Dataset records
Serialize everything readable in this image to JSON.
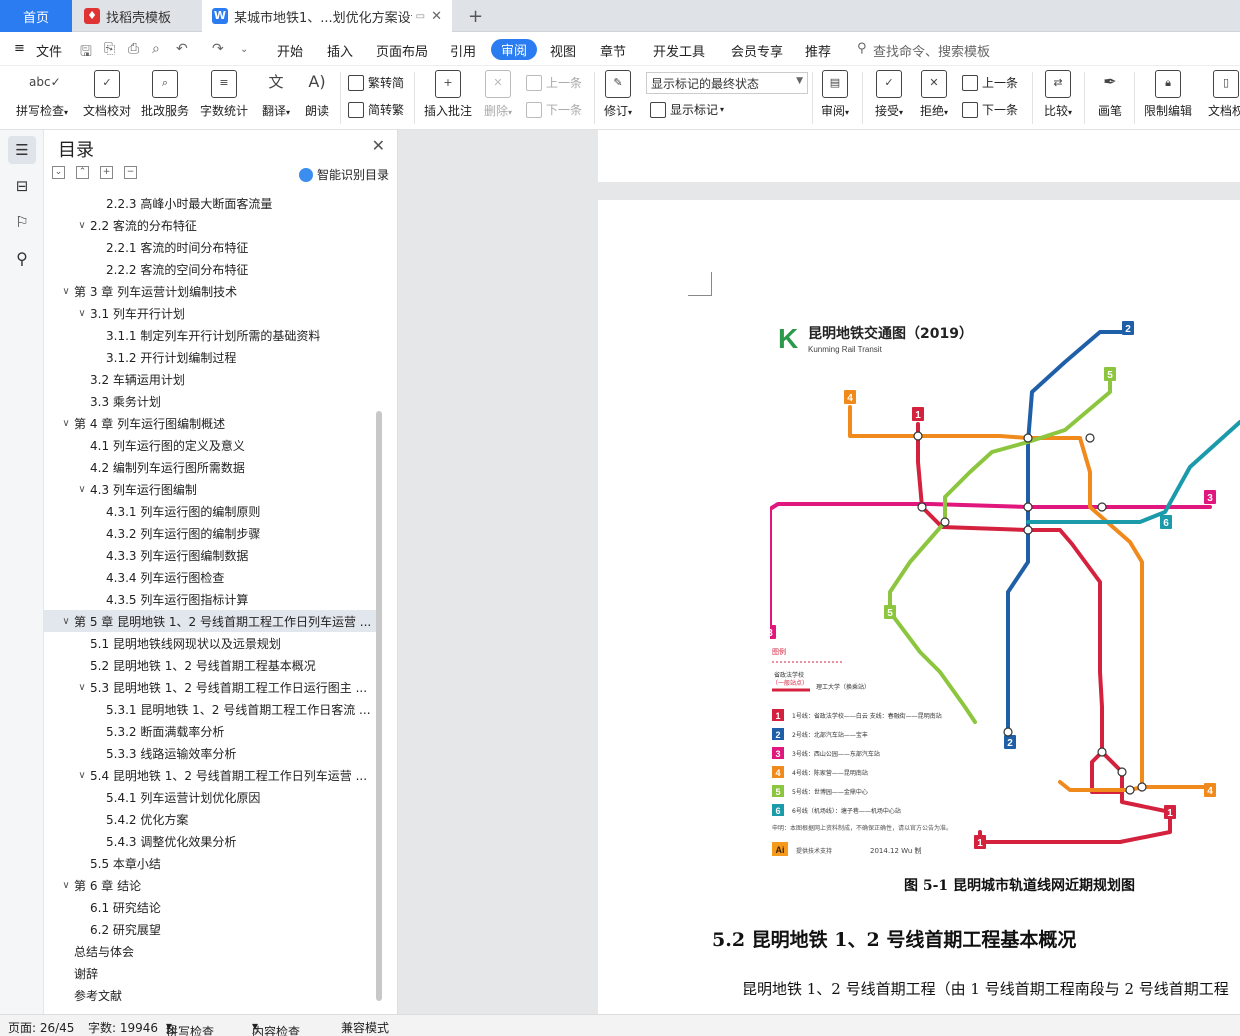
{
  "tabs": {
    "home": "首页",
    "template": "找稻壳模板",
    "doc": "某城市地铁1、...划优化方案设计",
    "add": "+"
  },
  "menu": {
    "file": "文件",
    "items": [
      "开始",
      "插入",
      "页面布局",
      "引用",
      "审阅",
      "视图",
      "章节",
      "开发工具",
      "会员专享",
      "推荐"
    ],
    "search": "查找命令、搜索模板"
  },
  "ribbon": {
    "spell": "拼写检查",
    "doccheck": "文档校对",
    "revise": "批改服务",
    "wordcount": "字数统计",
    "translate": "翻译",
    "read": "朗读",
    "t2s": "繁转简",
    "s2t": "简转繁",
    "insert_comment": "插入批注",
    "delete": "删除",
    "prev": "上一条",
    "next": "下一条",
    "track": "修订",
    "show_state": "显示标记的最终状态",
    "show_marks": "显示标记",
    "review": "审阅",
    "accept": "接受",
    "reject": "拒绝",
    "prev2": "上一条",
    "next2": "下一条",
    "compare": "比较",
    "ink": "画笔",
    "restrict": "限制编辑",
    "docperm": "文档权"
  },
  "nav": {
    "title": "目录",
    "smart": "智能识别目录",
    "toc": [
      {
        "label": "2.2.3 高峰小时最大断面客流量",
        "level": 3,
        "chev": ""
      },
      {
        "label": "2.2 客流的分布特征",
        "level": 2,
        "chev": "∨"
      },
      {
        "label": "2.2.1 客流的时间分布特征",
        "level": 3,
        "chev": ""
      },
      {
        "label": "2.2.2 客流的空间分布特征",
        "level": 3,
        "chev": ""
      },
      {
        "label": "第 3 章  列车运营计划编制技术",
        "level": 1,
        "chev": "∨"
      },
      {
        "label": "3.1 列车开行计划",
        "level": 2,
        "chev": "∨"
      },
      {
        "label": "3.1.1 制定列车开行计划所需的基础资料",
        "level": 3,
        "chev": ""
      },
      {
        "label": "3.1.2 开行计划编制过程",
        "level": 3,
        "chev": ""
      },
      {
        "label": "3.2 车辆运用计划",
        "level": 2,
        "chev": ""
      },
      {
        "label": "3.3 乘务计划",
        "level": 2,
        "chev": ""
      },
      {
        "label": "第 4 章  列车运行图编制概述",
        "level": 1,
        "chev": "∨"
      },
      {
        "label": "4.1 列车运行图的定义及意义",
        "level": 2,
        "chev": ""
      },
      {
        "label": "4.2 编制列车运行图所需数据",
        "level": 2,
        "chev": ""
      },
      {
        "label": "4.3 列车运行图编制",
        "level": 2,
        "chev": "∨"
      },
      {
        "label": "4.3.1 列车运行图的编制原则",
        "level": 3,
        "chev": ""
      },
      {
        "label": "4.3.2 列车运行图的编制步骤",
        "level": 3,
        "chev": ""
      },
      {
        "label": "4.3.3 列车运行图编制数据",
        "level": 3,
        "chev": ""
      },
      {
        "label": "4.3.4 列车运行图检查",
        "level": 3,
        "chev": ""
      },
      {
        "label": "4.3.5 列车运行图指标计算",
        "level": 3,
        "chev": ""
      },
      {
        "label": "第 5 章  昆明地铁 1、2 号线首期工程工作日列车运营 ...",
        "level": 1,
        "chev": "∨",
        "selected": true
      },
      {
        "label": "5.1 昆明地铁线网现状以及远景规划",
        "level": 2,
        "chev": ""
      },
      {
        "label": "5.2 昆明地铁 1、2 号线首期工程基本概况",
        "level": 2,
        "chev": ""
      },
      {
        "label": "5.3 昆明地铁 1、2 号线首期工程工作日运行图主 ...",
        "level": 2,
        "chev": "∨"
      },
      {
        "label": "5.3.1 昆明地铁 1、2 号线首期工程工作日客流 ...",
        "level": 3,
        "chev": ""
      },
      {
        "label": "5.3.2 断面满载率分析",
        "level": 3,
        "chev": ""
      },
      {
        "label": "5.3.3 线路运输效率分析",
        "level": 3,
        "chev": ""
      },
      {
        "label": "5.4 昆明地铁 1、2 号线首期工程工作日列车运营 ...",
        "level": 2,
        "chev": "∨"
      },
      {
        "label": "5.4.1 列车运营计划优化原因",
        "level": 3,
        "chev": ""
      },
      {
        "label": "5.4.2 优化方案",
        "level": 3,
        "chev": ""
      },
      {
        "label": "5.4.3 调整优化效果分析",
        "level": 3,
        "chev": ""
      },
      {
        "label": "5.5 本章小结",
        "level": 2,
        "chev": ""
      },
      {
        "label": "第 6 章  结论",
        "level": 1,
        "chev": "∨"
      },
      {
        "label": "6.1 研究结论",
        "level": 2,
        "chev": ""
      },
      {
        "label": "6.2 研究展望",
        "level": 2,
        "chev": ""
      },
      {
        "label": "总结与体会",
        "level": 1,
        "chev": ""
      },
      {
        "label": "谢辞",
        "level": 1,
        "chev": ""
      },
      {
        "label": "参考文献",
        "level": 1,
        "chev": ""
      }
    ]
  },
  "doc": {
    "map_title": "昆明地铁交通图（2019）",
    "map_subtitle": "Kunming Rail Transit",
    "legend_title": "图例",
    "legend_items": [
      {
        "num": "1",
        "color": "#d4213d",
        "text": "1号线：省政法学校——白云  支线：春融街——昆明南站"
      },
      {
        "num": "2",
        "color": "#1f5fa8",
        "text": "2号线：北部汽车站——宝丰"
      },
      {
        "num": "3",
        "color": "#e0177c",
        "text": "3号线：西山公园——东部汽车站"
      },
      {
        "num": "4",
        "color": "#f08a1c",
        "text": "4号线：陈家营——昆明南站"
      },
      {
        "num": "5",
        "color": "#8cc63f",
        "text": "5号线：世博园——金鼎中心"
      },
      {
        "num": "6",
        "color": "#1b9aaa",
        "text": "6号线（机场线）：塘子巷——机场中心站"
      }
    ],
    "legend_note": "申明：本图根据网上资料制成，不确保正确性，请以官方公告为准。",
    "legend_station1": "省政法学校",
    "legend_station1_note": "（一般站点）",
    "legend_station2": "理工大学（换乘站）",
    "credit": "提供技术支持",
    "credit_date": "2014.12  Wu 制",
    "caption": "图 5-1  昆明城市轨道线网近期规划图",
    "heading": "5.2 昆明地铁 1、2 号线首期工程基本概况",
    "para": "昆明地铁 1、2 号线首期工程（由 1 号线首期工程南段与 2 号线首期工程"
  },
  "status": {
    "page": "页面: 26/45",
    "words": "字数: 19946",
    "spell": "拼写检查",
    "content": "内容检查",
    "compat": "兼容模式"
  },
  "colors": {
    "accent": "#2a7cf0",
    "line1": "#d4213d",
    "line2": "#1f5fa8",
    "line3": "#e0177c",
    "line4": "#f08a1c",
    "line5": "#8cc63f",
    "line6": "#1b9aaa"
  }
}
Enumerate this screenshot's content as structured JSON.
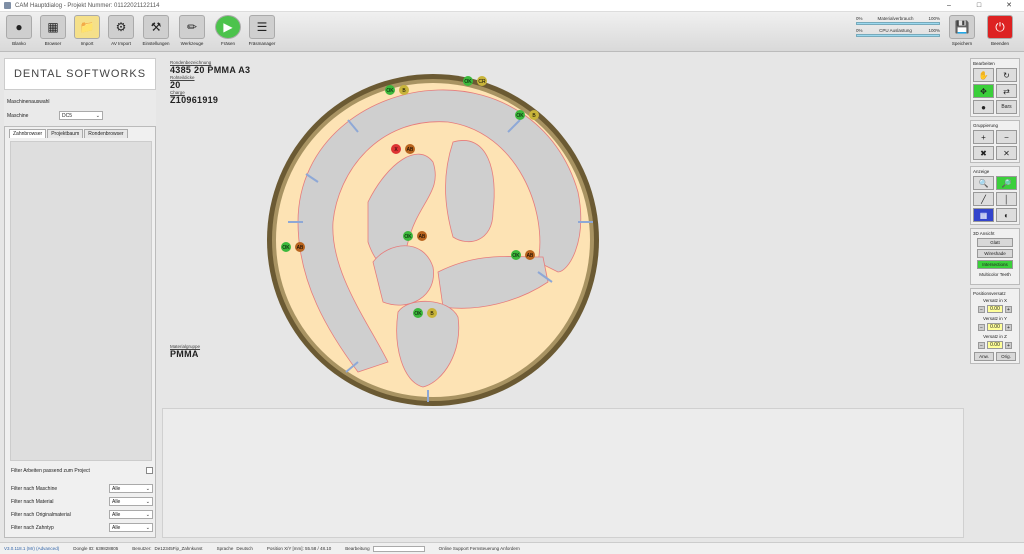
{
  "window": {
    "title": "CAM Hauptdialog - Projekt Nummer: 01122021122114"
  },
  "toolbar": {
    "buttons": [
      {
        "label": "Blanko",
        "icon": "blank-disc-icon"
      },
      {
        "label": "Browser",
        "icon": "browser-icon"
      },
      {
        "label": "Import",
        "icon": "import-icon"
      },
      {
        "label": "AV Import",
        "icon": "av-import-icon"
      },
      {
        "label": "Einstellungen",
        "icon": "settings-icon"
      },
      {
        "label": "Werkzeuge",
        "icon": "tools-icon"
      },
      {
        "label": "Fräsen",
        "icon": "play-icon"
      },
      {
        "label": "Fräsmanager",
        "icon": "mill-manager-icon"
      }
    ],
    "meters": [
      {
        "label": "Materialverbrauch",
        "min": "0%",
        "max": "100%"
      },
      {
        "label": "CPU Auslastung",
        "min": "0%",
        "max": "100%"
      }
    ],
    "save_label": "Speichern",
    "exit_label": "Beenden"
  },
  "left": {
    "logo": "DENTAL SOFTWORKS",
    "machine_section": "Maschinenauswahl",
    "machine_label": "Maschine",
    "machine_value": "DC5",
    "tabs": [
      "Zahnbrowser",
      "Projektbaum",
      "Rondenbrowser"
    ],
    "filter_project": "Filter Arbeiten passend zum Project",
    "filters": [
      {
        "label": "Filter nach Maschine",
        "value": "Alle"
      },
      {
        "label": "Filter nach Material",
        "value": "Alle"
      },
      {
        "label": "Filter nach Originalmaterial",
        "value": "Alle"
      },
      {
        "label": "Filter nach Zahntyp",
        "value": "Alle"
      }
    ]
  },
  "info": {
    "designation_label": "Rondenbezeichnung",
    "designation_value": "4385 20 PMMA A3",
    "thickness_label": "Rohteildicke",
    "thickness_value": "20",
    "batch_label": "Charge",
    "batch_value": "Z10961919",
    "material_group_label": "Materialgruppe",
    "material_group_value": "PMMA"
  },
  "disc": {
    "badges": [
      {
        "a": "OK",
        "b": "B"
      },
      {
        "a": "OK",
        "b": "CR"
      },
      {
        "a": "OK",
        "b": "B"
      },
      {
        "a": "X",
        "b": "AB"
      },
      {
        "a": "OK",
        "b": "AB"
      },
      {
        "a": "OK",
        "b": "AB"
      },
      {
        "a": "OK",
        "b": "AB"
      },
      {
        "a": "OK",
        "b": "B"
      }
    ]
  },
  "right": {
    "edit_label": "Bearbeiten",
    "edit_sub": "Bars",
    "group_label": "Gruppierung",
    "view_label": "Anzeige",
    "view3d_label": "3D Ansicht",
    "view3d_buttons": [
      "Glatt",
      "Wireshade",
      "Intersections",
      "Multicolor Teeth"
    ],
    "offset_label": "Positionsversatz",
    "offset_x_label": "Versatz in X",
    "offset_y_label": "Versatz in Y",
    "offset_z_label": "Versatz in Z",
    "offset_x": "0.00",
    "offset_y": "0.00",
    "offset_z": "0.00",
    "apply_label": "Anw.",
    "orig_label": "Orig."
  },
  "status": {
    "version": "V3.0.118.1 (Mr) (Advanced)",
    "dongle": "Dongle ID: 639828805",
    "user_label": "Benutzer:",
    "user": "De12345Fip_Zahnkunst",
    "lang_label": "Sprache",
    "lang": "Deutsch",
    "position": "Position X/Y [mm]: 55.58 / 48.10",
    "editing": "Bearbeitung",
    "support": "Online Support Fernsteuerung Anfordern"
  },
  "colors": {
    "disc_fill": "#fde3b4",
    "disc_ring": "#5a4a2a",
    "ok_green": "#3cb83c",
    "warn_red": "#d33",
    "badge_orange": "#b8641e"
  }
}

▶ [Problem description]
Within the listing above, find every line containing the string "this" and return it.

▶ [Result below]
Serialize everything readable in this image to JSON.
Enumerate this screenshot's content as structured JSON.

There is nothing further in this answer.